• Your instructions
Return all the entries exactly, keeping pictures out.

• Data provided
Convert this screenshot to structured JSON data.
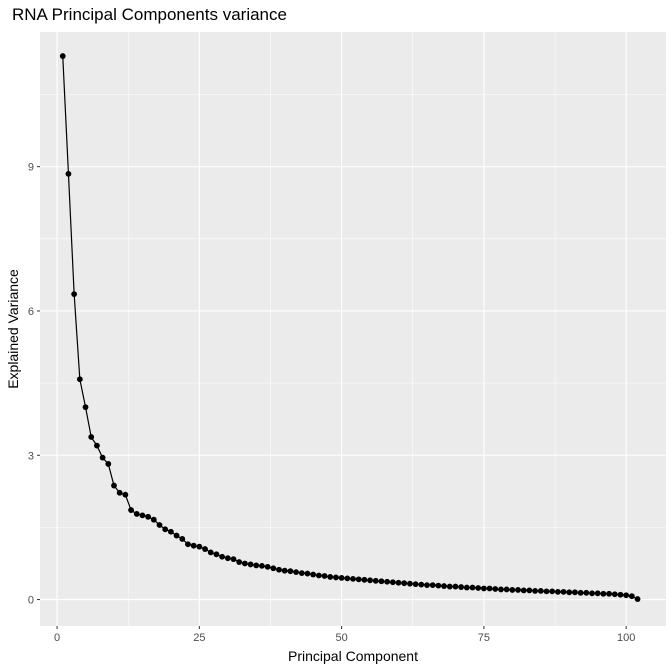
{
  "chart_data": {
    "type": "line",
    "title": "RNA Principal Components variance",
    "xlabel": "Principal Component",
    "ylabel": "Explained Variance",
    "xlim": [
      -3,
      107
    ],
    "ylim": [
      -0.55,
      11.8
    ],
    "x_ticks": [
      0,
      25,
      50,
      75,
      100
    ],
    "y_ticks": [
      0,
      3,
      6,
      9
    ],
    "x_tick_labels": [
      "0",
      "25",
      "50",
      "75",
      "100"
    ],
    "y_tick_labels": [
      "0",
      "3",
      "6",
      "9"
    ],
    "grid": true,
    "legend": "none",
    "colors": {
      "panel_background": "#ebebeb",
      "grid_major": "#ffffff",
      "line": "#000000",
      "point": "#000000",
      "tick_mark": "#333333",
      "tick_label": "#4d4d4d"
    },
    "series": [
      {
        "x": [
          1,
          2,
          3,
          4,
          5,
          6,
          7,
          8,
          9,
          10,
          11,
          12,
          13,
          14,
          15,
          16,
          17,
          18,
          19,
          20,
          21,
          22,
          23,
          24,
          25,
          26,
          27,
          28,
          29,
          30,
          31,
          32,
          33,
          34,
          35,
          36,
          37,
          38,
          39,
          40,
          41,
          42,
          43,
          44,
          45,
          46,
          47,
          48,
          49,
          50,
          51,
          52,
          53,
          54,
          55,
          56,
          57,
          58,
          59,
          60,
          61,
          62,
          63,
          64,
          65,
          66,
          67,
          68,
          69,
          70,
          71,
          72,
          73,
          74,
          75,
          76,
          77,
          78,
          79,
          80,
          81,
          82,
          83,
          84,
          85,
          86,
          87,
          88,
          89,
          90,
          91,
          92,
          93,
          94,
          95,
          96,
          97,
          98,
          99,
          100,
          101,
          102
        ],
        "y": [
          11.3,
          8.85,
          6.35,
          4.58,
          4.0,
          3.38,
          3.2,
          2.95,
          2.82,
          2.37,
          2.22,
          2.18,
          1.86,
          1.78,
          1.75,
          1.72,
          1.66,
          1.55,
          1.46,
          1.41,
          1.33,
          1.26,
          1.15,
          1.12,
          1.1,
          1.05,
          0.98,
          0.94,
          0.89,
          0.86,
          0.84,
          0.78,
          0.75,
          0.73,
          0.71,
          0.7,
          0.68,
          0.65,
          0.62,
          0.6,
          0.59,
          0.57,
          0.55,
          0.54,
          0.52,
          0.5,
          0.49,
          0.47,
          0.46,
          0.45,
          0.44,
          0.43,
          0.42,
          0.41,
          0.4,
          0.39,
          0.38,
          0.37,
          0.36,
          0.35,
          0.34,
          0.33,
          0.32,
          0.31,
          0.3,
          0.3,
          0.29,
          0.28,
          0.27,
          0.27,
          0.26,
          0.25,
          0.25,
          0.24,
          0.23,
          0.23,
          0.22,
          0.21,
          0.21,
          0.2,
          0.2,
          0.19,
          0.19,
          0.18,
          0.18,
          0.17,
          0.17,
          0.16,
          0.16,
          0.15,
          0.15,
          0.14,
          0.14,
          0.13,
          0.13,
          0.12,
          0.12,
          0.11,
          0.1,
          0.09,
          0.07,
          0.01
        ]
      }
    ]
  }
}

• Result
Convert this screenshot to structured JSON data.
{
  "chart_data": {
    "type": "line",
    "title": "RNA Principal Components variance",
    "xlabel": "Principal Component",
    "ylabel": "Explained Variance",
    "xlim": [
      -3,
      107
    ],
    "ylim": [
      -0.55,
      11.8
    ],
    "x_ticks": [
      0,
      25,
      50,
      75,
      100
    ],
    "y_ticks": [
      0,
      3,
      6,
      9
    ],
    "x_tick_labels": [
      "0",
      "25",
      "50",
      "75",
      "100"
    ],
    "y_tick_labels": [
      "0",
      "3",
      "6",
      "9"
    ],
    "grid": true,
    "legend": "none",
    "colors": {
      "panel_background": "#ebebeb",
      "grid_major": "#ffffff",
      "line": "#000000",
      "point": "#000000",
      "tick_mark": "#333333",
      "tick_label": "#4d4d4d"
    },
    "series": [
      {
        "x": [
          1,
          2,
          3,
          4,
          5,
          6,
          7,
          8,
          9,
          10,
          11,
          12,
          13,
          14,
          15,
          16,
          17,
          18,
          19,
          20,
          21,
          22,
          23,
          24,
          25,
          26,
          27,
          28,
          29,
          30,
          31,
          32,
          33,
          34,
          35,
          36,
          37,
          38,
          39,
          40,
          41,
          42,
          43,
          44,
          45,
          46,
          47,
          48,
          49,
          50,
          51,
          52,
          53,
          54,
          55,
          56,
          57,
          58,
          59,
          60,
          61,
          62,
          63,
          64,
          65,
          66,
          67,
          68,
          69,
          70,
          71,
          72,
          73,
          74,
          75,
          76,
          77,
          78,
          79,
          80,
          81,
          82,
          83,
          84,
          85,
          86,
          87,
          88,
          89,
          90,
          91,
          92,
          93,
          94,
          95,
          96,
          97,
          98,
          99,
          100,
          101,
          102
        ],
        "y": [
          11.3,
          8.85,
          6.35,
          4.58,
          4.0,
          3.38,
          3.2,
          2.95,
          2.82,
          2.37,
          2.22,
          2.18,
          1.86,
          1.78,
          1.75,
          1.72,
          1.66,
          1.55,
          1.46,
          1.41,
          1.33,
          1.26,
          1.15,
          1.12,
          1.1,
          1.05,
          0.98,
          0.94,
          0.89,
          0.86,
          0.84,
          0.78,
          0.75,
          0.73,
          0.71,
          0.7,
          0.68,
          0.65,
          0.62,
          0.6,
          0.59,
          0.57,
          0.55,
          0.54,
          0.52,
          0.5,
          0.49,
          0.47,
          0.46,
          0.45,
          0.44,
          0.43,
          0.42,
          0.41,
          0.4,
          0.39,
          0.38,
          0.37,
          0.36,
          0.35,
          0.34,
          0.33,
          0.32,
          0.31,
          0.3,
          0.3,
          0.29,
          0.28,
          0.27,
          0.27,
          0.26,
          0.25,
          0.25,
          0.24,
          0.23,
          0.23,
          0.22,
          0.21,
          0.21,
          0.2,
          0.2,
          0.19,
          0.19,
          0.18,
          0.18,
          0.17,
          0.17,
          0.16,
          0.16,
          0.15,
          0.15,
          0.14,
          0.14,
          0.13,
          0.13,
          0.12,
          0.12,
          0.11,
          0.1,
          0.09,
          0.07,
          0.01
        ]
      }
    ]
  }
}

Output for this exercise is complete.